▶ Do this
Begin with the line containing "Convert this document image to plain text." and copy each line exactly through the last line of the entries, inclusive.

##### Records for the task #####

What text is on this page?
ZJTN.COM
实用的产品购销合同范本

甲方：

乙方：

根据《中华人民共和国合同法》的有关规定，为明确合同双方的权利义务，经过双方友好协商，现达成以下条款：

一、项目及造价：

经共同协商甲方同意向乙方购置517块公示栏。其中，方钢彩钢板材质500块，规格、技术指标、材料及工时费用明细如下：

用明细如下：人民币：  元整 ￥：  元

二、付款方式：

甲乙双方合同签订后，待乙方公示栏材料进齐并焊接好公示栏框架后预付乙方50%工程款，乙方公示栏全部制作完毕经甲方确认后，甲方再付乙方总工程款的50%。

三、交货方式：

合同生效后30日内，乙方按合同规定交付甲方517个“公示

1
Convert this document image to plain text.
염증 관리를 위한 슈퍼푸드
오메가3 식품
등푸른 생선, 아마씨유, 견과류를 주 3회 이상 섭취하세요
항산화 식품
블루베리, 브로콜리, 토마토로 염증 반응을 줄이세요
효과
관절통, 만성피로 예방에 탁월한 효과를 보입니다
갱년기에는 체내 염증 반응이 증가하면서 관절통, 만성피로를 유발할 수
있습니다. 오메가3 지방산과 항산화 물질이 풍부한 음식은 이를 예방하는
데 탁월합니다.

#####

▶ Exercise result
Convert this document image to plain text.
염증 관리를 위한 슈퍼푸드
오메가3 식품
등푸른 생선, 아마씨유, 견과류를 주 3회 이상 섭취하세요
항산화 식품
블루베리, 브로콜리, 토마토로 염증 반응을 줄이세요
효과
관절통, 만성피로 예방에 탁월한 효과를 보입니다
갱년기에는 체내 염증 반응이 증가하면서 관절통, 만성피로를 유발할 수
있습니다. 오메가3 지방산과 항산화 물질이 풍부한 음식은 이를 예방하는
데 탁월합니다.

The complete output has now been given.